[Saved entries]
──────

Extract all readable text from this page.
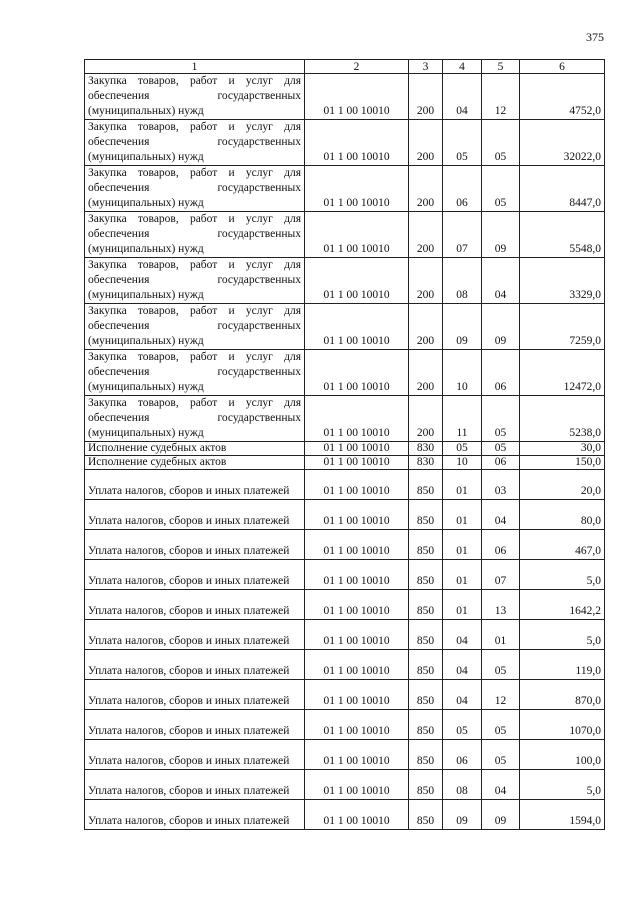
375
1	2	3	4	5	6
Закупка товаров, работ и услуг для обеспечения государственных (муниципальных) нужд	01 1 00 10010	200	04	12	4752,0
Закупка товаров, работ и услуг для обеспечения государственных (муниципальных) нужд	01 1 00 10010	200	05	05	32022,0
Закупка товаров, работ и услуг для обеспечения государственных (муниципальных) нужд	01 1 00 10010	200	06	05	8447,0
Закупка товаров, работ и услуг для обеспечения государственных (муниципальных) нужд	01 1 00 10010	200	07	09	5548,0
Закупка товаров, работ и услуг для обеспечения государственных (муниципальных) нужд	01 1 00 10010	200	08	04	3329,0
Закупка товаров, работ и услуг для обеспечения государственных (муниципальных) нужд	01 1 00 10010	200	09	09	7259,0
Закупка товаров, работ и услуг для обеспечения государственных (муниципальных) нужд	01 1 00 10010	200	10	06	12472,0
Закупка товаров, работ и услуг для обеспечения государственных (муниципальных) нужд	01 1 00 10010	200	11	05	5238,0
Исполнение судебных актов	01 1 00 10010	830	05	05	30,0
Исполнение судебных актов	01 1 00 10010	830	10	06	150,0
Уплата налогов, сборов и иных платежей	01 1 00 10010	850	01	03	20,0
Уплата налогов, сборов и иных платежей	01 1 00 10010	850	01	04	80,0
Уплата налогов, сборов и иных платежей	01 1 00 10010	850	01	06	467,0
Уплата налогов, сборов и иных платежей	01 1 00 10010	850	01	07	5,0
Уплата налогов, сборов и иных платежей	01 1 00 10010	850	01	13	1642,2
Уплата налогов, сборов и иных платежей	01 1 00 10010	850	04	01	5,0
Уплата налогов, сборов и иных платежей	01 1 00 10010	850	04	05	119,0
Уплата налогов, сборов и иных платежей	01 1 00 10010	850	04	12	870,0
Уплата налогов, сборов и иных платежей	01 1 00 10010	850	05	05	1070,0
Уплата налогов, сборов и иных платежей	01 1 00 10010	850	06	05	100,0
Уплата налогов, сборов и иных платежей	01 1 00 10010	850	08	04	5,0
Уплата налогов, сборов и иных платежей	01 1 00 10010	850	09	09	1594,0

──────

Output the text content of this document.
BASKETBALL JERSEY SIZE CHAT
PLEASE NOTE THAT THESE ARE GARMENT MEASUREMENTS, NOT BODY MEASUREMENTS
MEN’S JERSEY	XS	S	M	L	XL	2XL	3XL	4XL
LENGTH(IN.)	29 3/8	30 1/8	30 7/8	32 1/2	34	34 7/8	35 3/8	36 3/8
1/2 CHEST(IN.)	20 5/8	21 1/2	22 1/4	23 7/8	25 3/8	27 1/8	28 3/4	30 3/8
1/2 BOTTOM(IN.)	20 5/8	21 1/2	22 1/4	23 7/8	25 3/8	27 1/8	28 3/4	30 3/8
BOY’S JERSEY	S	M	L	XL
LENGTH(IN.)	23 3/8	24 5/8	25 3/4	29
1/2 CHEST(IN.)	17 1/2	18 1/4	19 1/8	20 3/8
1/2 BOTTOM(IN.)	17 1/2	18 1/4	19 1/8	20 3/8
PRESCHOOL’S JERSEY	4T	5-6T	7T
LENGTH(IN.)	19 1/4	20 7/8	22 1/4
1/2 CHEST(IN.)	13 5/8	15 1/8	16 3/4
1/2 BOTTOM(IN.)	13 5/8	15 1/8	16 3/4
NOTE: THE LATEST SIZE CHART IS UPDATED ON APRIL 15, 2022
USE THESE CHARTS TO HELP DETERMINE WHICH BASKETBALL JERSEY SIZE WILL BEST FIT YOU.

──────

Go through the material line by line. Show each line that contains the string "сборов".

• _The completed task_
Уплата налогов, сборов и иных платежей	01 1 00 10010	850	01	03	20,0
Уплата налогов, сборов и иных платежей	01 1 00 10010	850	01	04	80,0
Уплата налогов, сборов и иных платежей	01 1 00 10010	850	01	06	467,0
Уплата налогов, сборов и иных платежей	01 1 00 10010	850	01	07	5,0
Уплата налогов, сборов и иных платежей	01 1 00 10010	850	01	13	1642,2
Уплата налогов, сборов и иных платежей	01 1 00 10010	850	04	01	5,0
Уплата налогов, сборов и иных платежей	01 1 00 10010	850	04	05	119,0
Уплата налогов, сборов и иных платежей	01 1 00 10010	850	04	12	870,0
Уплата налогов, сборов и иных платежей	01 1 00 10010	850	05	05	1070,0
Уплата налогов, сборов и иных платежей	01 1 00 10010	850	06	05	100,0
Уплата налогов, сборов и иных платежей	01 1 00 10010	850	08	04	5,0
Уплата налогов, сборов и иных платежей	01 1 00 10010	850	09	09	1594,0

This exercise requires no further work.